--- Start of Task data ---
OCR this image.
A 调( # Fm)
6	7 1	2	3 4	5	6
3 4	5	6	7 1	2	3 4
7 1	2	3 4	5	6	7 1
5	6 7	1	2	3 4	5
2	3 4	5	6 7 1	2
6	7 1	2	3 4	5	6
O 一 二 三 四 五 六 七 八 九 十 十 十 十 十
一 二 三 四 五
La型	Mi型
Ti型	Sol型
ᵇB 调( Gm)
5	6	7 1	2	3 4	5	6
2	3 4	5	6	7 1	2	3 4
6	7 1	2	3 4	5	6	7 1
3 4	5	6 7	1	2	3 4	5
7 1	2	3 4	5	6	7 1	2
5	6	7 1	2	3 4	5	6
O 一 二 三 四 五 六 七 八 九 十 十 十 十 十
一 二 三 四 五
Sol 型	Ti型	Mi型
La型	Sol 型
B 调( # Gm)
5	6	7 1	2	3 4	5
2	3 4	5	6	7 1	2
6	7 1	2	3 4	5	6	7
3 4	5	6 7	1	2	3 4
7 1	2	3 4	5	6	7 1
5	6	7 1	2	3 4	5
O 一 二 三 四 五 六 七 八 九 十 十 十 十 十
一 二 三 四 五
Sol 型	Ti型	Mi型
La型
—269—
--- End of Task data ---
--- Start of Task data ---
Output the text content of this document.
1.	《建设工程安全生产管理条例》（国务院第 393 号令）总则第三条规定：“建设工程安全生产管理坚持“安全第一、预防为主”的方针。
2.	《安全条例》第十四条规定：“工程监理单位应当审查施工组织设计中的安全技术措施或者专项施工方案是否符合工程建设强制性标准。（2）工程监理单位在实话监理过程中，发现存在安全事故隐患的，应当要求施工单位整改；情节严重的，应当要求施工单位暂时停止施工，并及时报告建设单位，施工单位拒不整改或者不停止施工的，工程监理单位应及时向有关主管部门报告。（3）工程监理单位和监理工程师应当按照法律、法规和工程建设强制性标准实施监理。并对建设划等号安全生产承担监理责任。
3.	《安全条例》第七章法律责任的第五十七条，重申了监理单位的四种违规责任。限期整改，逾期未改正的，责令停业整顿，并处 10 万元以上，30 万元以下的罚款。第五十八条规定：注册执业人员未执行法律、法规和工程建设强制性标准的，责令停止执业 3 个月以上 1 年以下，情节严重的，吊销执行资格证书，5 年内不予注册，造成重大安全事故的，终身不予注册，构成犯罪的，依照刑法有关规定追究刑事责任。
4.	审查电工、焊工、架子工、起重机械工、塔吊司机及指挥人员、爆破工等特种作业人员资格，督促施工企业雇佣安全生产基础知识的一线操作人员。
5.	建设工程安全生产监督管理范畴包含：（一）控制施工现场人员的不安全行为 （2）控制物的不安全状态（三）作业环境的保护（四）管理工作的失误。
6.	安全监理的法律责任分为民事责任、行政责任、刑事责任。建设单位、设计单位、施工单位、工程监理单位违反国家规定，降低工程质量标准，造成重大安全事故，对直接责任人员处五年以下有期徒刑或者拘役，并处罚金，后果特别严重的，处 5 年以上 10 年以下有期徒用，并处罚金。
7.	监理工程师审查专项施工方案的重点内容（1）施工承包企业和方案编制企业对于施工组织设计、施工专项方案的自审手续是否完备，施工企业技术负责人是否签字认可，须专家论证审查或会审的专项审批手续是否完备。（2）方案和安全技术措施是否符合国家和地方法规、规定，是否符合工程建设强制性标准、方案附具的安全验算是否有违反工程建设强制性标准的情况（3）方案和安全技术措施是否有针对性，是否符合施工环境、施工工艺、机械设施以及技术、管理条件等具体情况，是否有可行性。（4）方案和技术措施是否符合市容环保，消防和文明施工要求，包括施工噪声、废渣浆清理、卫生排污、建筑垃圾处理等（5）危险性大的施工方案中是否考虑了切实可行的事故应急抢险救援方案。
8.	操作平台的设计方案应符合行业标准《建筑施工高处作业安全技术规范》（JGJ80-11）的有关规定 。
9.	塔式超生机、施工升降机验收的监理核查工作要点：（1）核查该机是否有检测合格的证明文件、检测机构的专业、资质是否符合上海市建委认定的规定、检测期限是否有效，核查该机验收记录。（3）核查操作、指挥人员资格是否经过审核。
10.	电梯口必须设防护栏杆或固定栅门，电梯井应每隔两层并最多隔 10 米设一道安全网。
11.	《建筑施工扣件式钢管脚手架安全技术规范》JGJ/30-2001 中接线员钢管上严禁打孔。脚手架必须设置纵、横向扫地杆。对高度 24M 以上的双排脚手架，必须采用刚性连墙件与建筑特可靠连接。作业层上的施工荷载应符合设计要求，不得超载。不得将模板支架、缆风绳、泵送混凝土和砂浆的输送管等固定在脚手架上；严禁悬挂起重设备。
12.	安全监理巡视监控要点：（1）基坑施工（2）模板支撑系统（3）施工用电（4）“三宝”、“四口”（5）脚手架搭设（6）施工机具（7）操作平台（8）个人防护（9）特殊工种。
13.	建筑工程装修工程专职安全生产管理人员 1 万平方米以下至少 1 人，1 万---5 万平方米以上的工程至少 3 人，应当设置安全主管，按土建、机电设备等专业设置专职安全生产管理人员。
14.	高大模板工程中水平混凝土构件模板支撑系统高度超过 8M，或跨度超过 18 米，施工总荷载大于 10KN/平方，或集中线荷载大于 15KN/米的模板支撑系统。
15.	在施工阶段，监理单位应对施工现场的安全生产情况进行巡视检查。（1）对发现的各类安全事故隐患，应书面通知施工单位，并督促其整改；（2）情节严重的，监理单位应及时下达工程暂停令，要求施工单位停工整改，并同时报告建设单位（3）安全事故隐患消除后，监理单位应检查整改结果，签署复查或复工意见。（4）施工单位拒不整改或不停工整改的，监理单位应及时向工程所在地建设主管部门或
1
--- End of Task data ---
The problem: Which lines contain the word "情节严重的"? Return each of them.

Exercise result:
2.	《安全条例》第十四条规定：“工程监理单位应当审查施工组织设计中的安全技术措施或者专项施工方案是否符合工程建设强制性标准。（2）工程监理单位在实话监理过程中，发现存在安全事故隐患的，应当要求施工单位整改；情节严重的，应当要求施工单位暂时停止施工，并及时报告建设单位，施工单位拒不整改或者不停止施工的，工程监理单位应及时向有关主管部门报告。（3）工程监理单位和监理工程师应当按照法律、法规和工程建设强制性标准实施监理。并对建设划等号安全生产承担监理责任。
3.	《安全条例》第七章法律责任的第五十七条，重申了监理单位的四种违规责任。限期整改，逾期未改正的，责令停业整顿，并处 10 万元以上，30 万元以下的罚款。第五十八条规定：注册执业人员未执行法律、法规和工程建设强制性标准的，责令停止执业 3 个月以上 1 年以下，情节严重的，吊销执行资格证书，5 年内不予注册，造成重大安全事故的，终身不予注册，构成犯罪的，依照刑法有关规定追究刑事责任。
15.	在施工阶段，监理单位应对施工现场的安全生产情况进行巡视检查。（1）对发现的各类安全事故隐患，应书面通知施工单位，并督促其整改；（2）情节严重的，监理单位应及时下达工程暂停令，要求施工单位停工整改，并同时报告建设单位（3）安全事故隐患消除后，监理单位应检查整改结果，签署复查或复工意见。（4）施工单位拒不整改或不停工整改的，监理单位应及时向工程所在地建设主管部门或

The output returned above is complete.